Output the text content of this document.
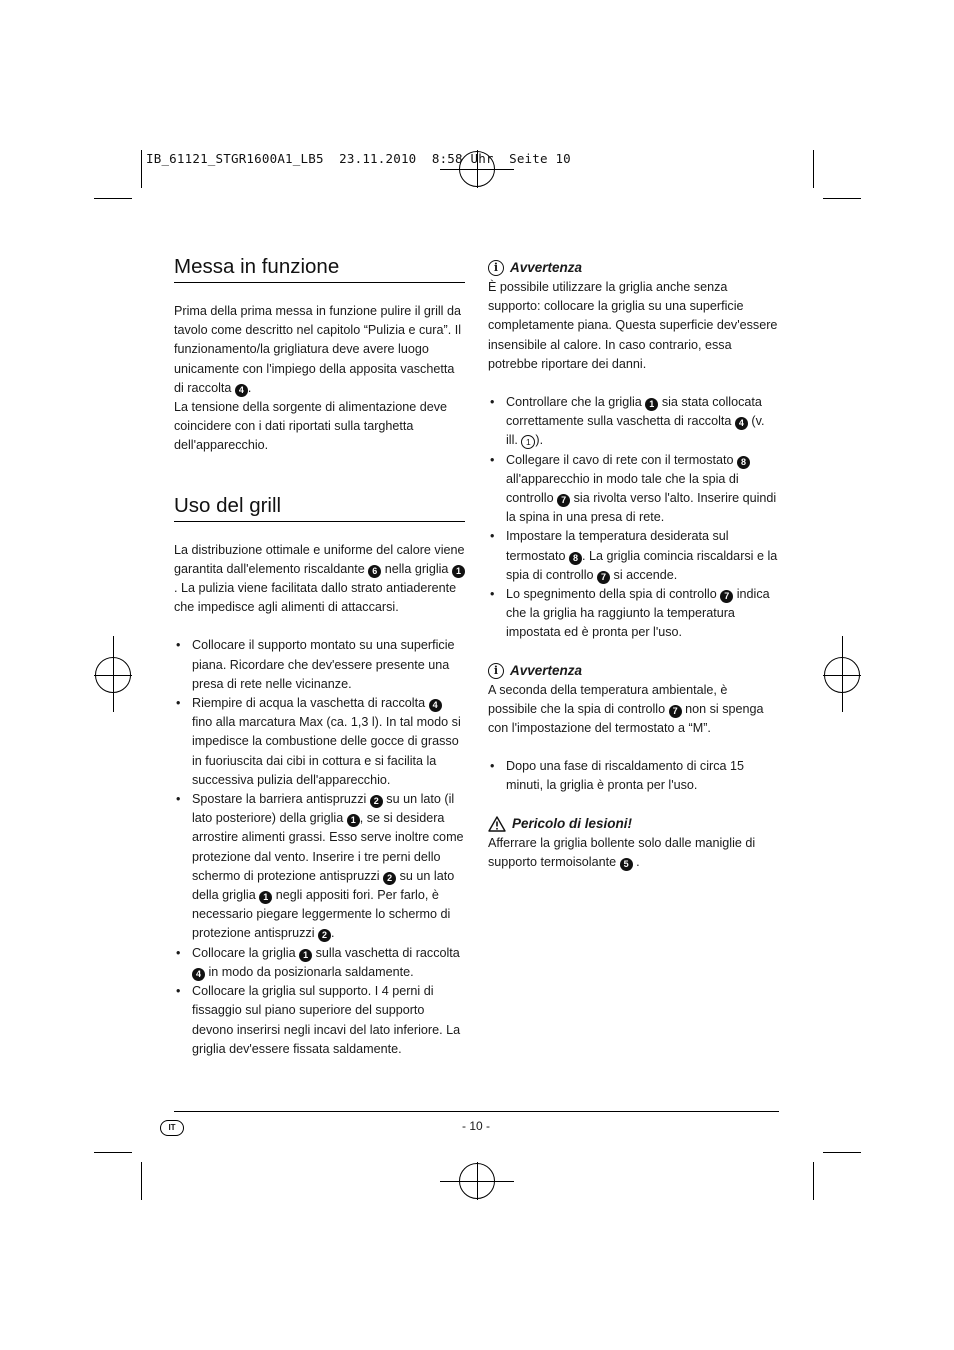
IB_61121_STGR1600A1_LB5  23.11.2010  8:58 Uhr  Seite 10
Messa in funzione

Prima della prima messa in funzione pulire il grill da tavolo come descritto nel capitolo “Pulizia e cura”. Il funzionamento/la grigliatura deve avere luogo unicamente con l'impiego della apposita vaschetta di raccolta 4 .

La tensione della sorgente di alimentazione deve coincidere con i dati riportati sulla targhetta dell'apparecchio.

Uso del grill

La distribuzione ottimale e uniforme del calore viene garantita dall'elemento riscaldante 6 nella griglia 1. La pulizia viene facilitata dallo strato antiaderente che impedisce agli alimenti di attaccarsi.

• Collocare il supporto montato su una superficie piana. Ricordare che dev'essere presente una presa di rete nelle vicinanze.
• Riempire di acqua la vaschetta di raccolta 4 fino alla marcatura Max (ca. 1,3 l). In tal modo si impedisce la combustione delle gocce di grasso in fuoriuscita dai cibi in cottura e si facilita la successiva pulizia dell'apparecchio.
• Spostare la barriera antispruzzi 2 su un lato (il lato posteriore) della griglia 1 , se si desidera arrostire alimenti grassi. Esso serve inoltre come protezione dal vento. Inserire i tre perni dello schermo di protezione antispruzzi 2 su un lato della griglia 1 negli appositi fori. Per farlo, è necessario piegare leggermente lo schermo di protezione antispruzzi 2 .
• Collocare la griglia 1 sulla vaschetta di raccolta 4 in modo da posizionarla saldamente.
• Collocare la griglia sul supporto. I 4 perni di fissaggio sul piano superiore del supporto devono inserirsi negli incavi del lato inferiore. La griglia dev'essere fissata saldamente.
i Avvertenza

È possibile utilizzare la griglia anche senza supporto: collocare la griglia su una superficie completamente piana. Questa superficie dev'essere insensibile al calore. In caso contrario, essa potrebbe riportare dei danni.

• Controllare che la griglia 1 sia stata collocata correttamente sulla vaschetta di raccolta 4 (v. ill. 1 ).
• Collegare il cavo di rete con il termostato 8 all'apparecchio in modo tale che la spia di controllo 7 sia rivolta verso l'alto. Inserire quindi la spina in una presa di rete.
• Impostare la temperatura desiderata sul termostato 8 . La griglia comincia riscaldarsi e la spia di controllo 7 si accende.
• Lo spegnimento della spia di controllo 7 indica che la griglia ha raggiunto la temperatura impostata ed è pronta per l'uso.
i Avvertenza

A seconda della temperatura ambientale, è possibile che la spia di controllo 7 non si spenga con l'impostazione del termostato a “M”.

• Dopo una fase di riscaldamento di circa 15 minuti, la griglia è pronta per l'uso.
Pericolo di lesioni!

Afferrare la griglia bollente solo dalle maniglie di supporto termoisolante 5 .

IT	- 10 -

__________________________________________________

WHAT IS ASKED
Say how many lines of the material contain the word "saldamente", with no other text.

EXERCISE OUTPUT
2